>> START The input

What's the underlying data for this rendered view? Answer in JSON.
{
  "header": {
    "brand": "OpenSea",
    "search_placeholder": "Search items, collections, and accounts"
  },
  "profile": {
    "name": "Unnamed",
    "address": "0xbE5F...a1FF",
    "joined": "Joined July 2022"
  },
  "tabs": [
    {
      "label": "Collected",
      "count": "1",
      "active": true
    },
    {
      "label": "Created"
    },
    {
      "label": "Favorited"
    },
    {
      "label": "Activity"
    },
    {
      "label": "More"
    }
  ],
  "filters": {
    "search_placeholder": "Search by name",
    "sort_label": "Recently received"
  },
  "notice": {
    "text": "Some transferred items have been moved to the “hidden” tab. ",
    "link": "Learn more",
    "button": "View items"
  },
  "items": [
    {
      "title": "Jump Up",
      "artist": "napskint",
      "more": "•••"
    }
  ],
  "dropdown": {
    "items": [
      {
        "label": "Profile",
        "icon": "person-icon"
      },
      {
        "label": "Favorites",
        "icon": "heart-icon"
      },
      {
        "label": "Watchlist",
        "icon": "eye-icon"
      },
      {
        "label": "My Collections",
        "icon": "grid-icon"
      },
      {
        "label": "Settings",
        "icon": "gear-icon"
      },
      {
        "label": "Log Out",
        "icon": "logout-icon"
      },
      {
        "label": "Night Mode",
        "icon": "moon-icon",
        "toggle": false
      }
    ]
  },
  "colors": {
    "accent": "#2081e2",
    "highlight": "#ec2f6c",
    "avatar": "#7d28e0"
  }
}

>> END The input

▸ **Exercise**
Recopy the entries above exactly, with every line included.

▸ **Complete output**
What's the underlying data for this rendered view? Answer in JSON.
{
  "header": {
    "brand": "OpenSea",
    "search_placeholder": "Search items, collections, and accounts"
  },
  "profile": {
    "name": "Unnamed",
    "address": "0xbE5F...a1FF",
    "joined": "Joined July 2022"
  },
  "tabs": [
    {
      "label": "Collected",
      "count": "1",
      "active": true
    },
    {
      "label": "Created"
    },
    {
      "label": "Favorited"
    },
    {
      "label": "Activity"
    },
    {
      "label": "More"
    }
  ],
  "filters": {
    "search_placeholder": "Search by name",
    "sort_label": "Recently received"
  },
  "notice": {
    "text": "Some transferred items have been moved to the “hidden” tab. ",
    "link": "Learn more",
    "button": "View items"
  },
  "items": [
    {
      "title": "Jump Up",
      "artist": "napskint",
      "more": "•••"
    }
  ],
  "dropdown": {
    "items": [
      {
        "label": "Profile",
        "icon": "person-icon"
      },
      {
        "label": "Favorites",
        "icon": "heart-icon"
      },
      {
        "label": "Watchlist",
        "icon": "eye-icon"
      },
      {
        "label": "My Collections",
        "icon": "grid-icon"
      },
      {
        "label": "Settings",
        "icon": "gear-icon"
      },
      {
        "label": "Log Out",
        "icon": "logout-icon"
      },
      {
        "label": "Night Mode",
        "icon": "moon-icon",
        "toggle": false
      }
    ]
  },
  "colors": {
    "accent": "#2081e2",
    "highlight": "#ec2f6c",
    "avatar": "#7d28e0"
  }
}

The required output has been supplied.